| Task brief |
Your task is to copy every line of the records below that contains "Transport".

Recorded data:
——————————
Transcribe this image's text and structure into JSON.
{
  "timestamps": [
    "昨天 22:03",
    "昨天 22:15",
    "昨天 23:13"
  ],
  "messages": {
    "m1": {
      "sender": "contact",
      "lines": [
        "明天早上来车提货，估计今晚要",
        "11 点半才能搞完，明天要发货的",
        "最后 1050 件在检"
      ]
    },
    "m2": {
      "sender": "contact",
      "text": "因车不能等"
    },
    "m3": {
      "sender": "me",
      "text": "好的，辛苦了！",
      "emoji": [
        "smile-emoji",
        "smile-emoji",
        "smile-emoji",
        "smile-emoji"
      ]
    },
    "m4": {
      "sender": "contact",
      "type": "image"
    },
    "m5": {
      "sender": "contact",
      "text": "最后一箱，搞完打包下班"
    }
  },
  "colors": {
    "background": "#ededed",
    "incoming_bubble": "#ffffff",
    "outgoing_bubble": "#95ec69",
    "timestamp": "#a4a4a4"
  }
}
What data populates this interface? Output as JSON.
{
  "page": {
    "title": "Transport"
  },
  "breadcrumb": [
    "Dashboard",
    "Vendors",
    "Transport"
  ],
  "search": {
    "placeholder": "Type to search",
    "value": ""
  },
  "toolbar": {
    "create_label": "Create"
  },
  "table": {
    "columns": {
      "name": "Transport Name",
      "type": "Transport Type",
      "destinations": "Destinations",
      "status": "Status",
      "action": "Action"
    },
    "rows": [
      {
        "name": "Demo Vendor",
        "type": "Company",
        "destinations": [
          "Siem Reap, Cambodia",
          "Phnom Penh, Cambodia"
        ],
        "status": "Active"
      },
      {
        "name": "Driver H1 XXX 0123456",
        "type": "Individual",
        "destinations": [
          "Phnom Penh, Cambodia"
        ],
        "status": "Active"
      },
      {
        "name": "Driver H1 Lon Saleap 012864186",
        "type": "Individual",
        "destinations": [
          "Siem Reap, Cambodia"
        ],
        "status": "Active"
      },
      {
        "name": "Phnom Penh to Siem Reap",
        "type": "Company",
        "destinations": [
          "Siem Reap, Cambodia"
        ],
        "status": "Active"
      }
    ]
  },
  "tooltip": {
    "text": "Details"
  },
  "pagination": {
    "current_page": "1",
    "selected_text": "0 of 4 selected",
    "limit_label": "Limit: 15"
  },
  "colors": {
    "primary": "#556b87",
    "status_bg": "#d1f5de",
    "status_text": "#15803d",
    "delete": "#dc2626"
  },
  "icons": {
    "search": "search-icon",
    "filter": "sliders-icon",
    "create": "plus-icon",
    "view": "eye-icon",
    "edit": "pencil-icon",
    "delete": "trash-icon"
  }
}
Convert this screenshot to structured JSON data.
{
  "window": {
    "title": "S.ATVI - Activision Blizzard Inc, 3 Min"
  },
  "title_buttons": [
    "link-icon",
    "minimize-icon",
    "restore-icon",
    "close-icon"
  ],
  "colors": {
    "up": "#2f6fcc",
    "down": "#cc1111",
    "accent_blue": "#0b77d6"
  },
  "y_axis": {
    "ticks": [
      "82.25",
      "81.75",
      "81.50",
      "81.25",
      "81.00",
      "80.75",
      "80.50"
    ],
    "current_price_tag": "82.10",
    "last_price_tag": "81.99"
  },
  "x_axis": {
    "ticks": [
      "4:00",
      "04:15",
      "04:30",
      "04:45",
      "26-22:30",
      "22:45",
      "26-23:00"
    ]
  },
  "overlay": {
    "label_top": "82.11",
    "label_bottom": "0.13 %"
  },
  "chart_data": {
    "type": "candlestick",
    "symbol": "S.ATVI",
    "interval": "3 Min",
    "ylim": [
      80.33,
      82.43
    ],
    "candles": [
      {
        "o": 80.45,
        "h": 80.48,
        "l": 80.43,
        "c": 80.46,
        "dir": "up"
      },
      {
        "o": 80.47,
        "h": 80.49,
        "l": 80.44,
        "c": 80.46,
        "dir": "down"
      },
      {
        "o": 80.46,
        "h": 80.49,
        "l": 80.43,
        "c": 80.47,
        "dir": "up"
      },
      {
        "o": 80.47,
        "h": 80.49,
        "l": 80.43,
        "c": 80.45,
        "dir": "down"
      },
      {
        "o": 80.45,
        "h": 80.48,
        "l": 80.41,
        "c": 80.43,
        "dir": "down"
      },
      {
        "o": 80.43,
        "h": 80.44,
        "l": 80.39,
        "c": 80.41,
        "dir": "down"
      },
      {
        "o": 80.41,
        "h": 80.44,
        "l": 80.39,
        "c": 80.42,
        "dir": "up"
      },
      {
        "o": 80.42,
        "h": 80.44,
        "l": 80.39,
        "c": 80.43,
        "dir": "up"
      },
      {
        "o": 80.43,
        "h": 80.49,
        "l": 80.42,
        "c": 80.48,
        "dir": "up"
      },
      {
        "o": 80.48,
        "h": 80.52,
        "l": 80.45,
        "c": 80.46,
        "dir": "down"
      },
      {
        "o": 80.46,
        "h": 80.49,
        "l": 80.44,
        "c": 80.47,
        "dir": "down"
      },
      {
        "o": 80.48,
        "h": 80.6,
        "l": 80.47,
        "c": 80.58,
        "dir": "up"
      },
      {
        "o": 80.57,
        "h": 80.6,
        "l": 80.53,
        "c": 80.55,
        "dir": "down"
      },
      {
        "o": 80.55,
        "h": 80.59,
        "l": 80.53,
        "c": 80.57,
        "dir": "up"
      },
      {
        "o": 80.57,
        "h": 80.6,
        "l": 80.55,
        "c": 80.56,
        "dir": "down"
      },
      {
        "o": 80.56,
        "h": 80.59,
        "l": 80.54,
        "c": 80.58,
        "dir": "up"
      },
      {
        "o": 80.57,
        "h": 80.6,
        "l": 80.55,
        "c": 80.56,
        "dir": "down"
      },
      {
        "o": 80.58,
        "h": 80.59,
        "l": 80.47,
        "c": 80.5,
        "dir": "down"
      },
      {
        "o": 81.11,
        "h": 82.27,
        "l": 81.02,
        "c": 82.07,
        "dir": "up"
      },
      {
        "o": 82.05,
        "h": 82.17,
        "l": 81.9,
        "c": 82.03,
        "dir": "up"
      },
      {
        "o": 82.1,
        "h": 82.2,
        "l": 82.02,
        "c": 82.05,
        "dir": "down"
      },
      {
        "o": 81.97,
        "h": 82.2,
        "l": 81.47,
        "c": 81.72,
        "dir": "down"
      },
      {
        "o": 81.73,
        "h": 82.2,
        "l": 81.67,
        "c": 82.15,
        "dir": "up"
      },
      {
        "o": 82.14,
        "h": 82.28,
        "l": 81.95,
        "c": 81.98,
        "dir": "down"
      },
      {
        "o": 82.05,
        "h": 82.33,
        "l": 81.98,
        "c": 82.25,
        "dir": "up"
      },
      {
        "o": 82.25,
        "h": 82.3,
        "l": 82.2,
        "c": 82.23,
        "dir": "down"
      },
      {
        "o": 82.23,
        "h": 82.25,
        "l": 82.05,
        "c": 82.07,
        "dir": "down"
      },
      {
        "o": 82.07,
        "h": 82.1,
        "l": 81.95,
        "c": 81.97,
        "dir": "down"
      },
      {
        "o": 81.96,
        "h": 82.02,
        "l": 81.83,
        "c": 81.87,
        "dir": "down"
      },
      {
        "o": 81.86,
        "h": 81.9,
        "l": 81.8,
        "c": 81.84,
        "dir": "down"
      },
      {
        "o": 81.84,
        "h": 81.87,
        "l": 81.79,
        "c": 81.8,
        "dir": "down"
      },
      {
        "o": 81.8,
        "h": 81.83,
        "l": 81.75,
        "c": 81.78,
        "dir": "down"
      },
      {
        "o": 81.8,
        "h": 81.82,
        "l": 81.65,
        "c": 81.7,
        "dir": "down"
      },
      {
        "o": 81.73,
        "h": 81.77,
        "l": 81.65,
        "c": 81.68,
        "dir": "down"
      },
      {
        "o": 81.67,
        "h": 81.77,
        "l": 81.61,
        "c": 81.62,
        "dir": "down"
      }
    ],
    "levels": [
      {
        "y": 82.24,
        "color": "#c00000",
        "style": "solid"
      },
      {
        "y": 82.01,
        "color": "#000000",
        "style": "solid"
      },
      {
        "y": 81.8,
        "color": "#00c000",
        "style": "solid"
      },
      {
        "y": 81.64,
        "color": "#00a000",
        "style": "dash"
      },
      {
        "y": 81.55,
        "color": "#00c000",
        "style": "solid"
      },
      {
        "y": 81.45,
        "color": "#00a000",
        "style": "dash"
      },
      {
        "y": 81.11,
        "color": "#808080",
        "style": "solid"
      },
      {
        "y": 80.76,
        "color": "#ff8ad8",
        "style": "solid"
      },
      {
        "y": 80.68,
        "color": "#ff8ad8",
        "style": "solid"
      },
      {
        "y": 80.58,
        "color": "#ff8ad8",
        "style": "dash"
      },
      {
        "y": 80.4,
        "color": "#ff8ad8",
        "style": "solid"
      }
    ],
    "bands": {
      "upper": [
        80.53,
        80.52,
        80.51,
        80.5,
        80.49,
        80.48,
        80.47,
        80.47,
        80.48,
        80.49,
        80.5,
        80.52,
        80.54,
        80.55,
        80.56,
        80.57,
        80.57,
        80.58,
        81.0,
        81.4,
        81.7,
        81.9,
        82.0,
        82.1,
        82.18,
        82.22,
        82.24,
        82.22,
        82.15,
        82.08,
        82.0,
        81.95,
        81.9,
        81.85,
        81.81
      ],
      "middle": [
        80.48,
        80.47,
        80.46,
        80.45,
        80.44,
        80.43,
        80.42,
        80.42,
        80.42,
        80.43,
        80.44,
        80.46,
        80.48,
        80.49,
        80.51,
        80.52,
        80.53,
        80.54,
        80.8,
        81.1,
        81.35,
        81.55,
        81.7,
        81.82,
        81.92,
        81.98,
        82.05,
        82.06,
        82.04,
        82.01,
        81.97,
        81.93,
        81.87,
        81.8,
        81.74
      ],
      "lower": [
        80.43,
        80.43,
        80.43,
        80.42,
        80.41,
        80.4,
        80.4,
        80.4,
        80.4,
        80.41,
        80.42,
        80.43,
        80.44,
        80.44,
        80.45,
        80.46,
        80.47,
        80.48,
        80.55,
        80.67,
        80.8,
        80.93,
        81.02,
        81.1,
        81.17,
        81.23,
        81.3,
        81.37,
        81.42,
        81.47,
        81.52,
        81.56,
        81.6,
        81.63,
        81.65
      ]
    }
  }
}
——————————
| Exercise output |
    "title": "Transport"
    "Transport"
      "name": "Transport Name",
      "type": "Transport Type",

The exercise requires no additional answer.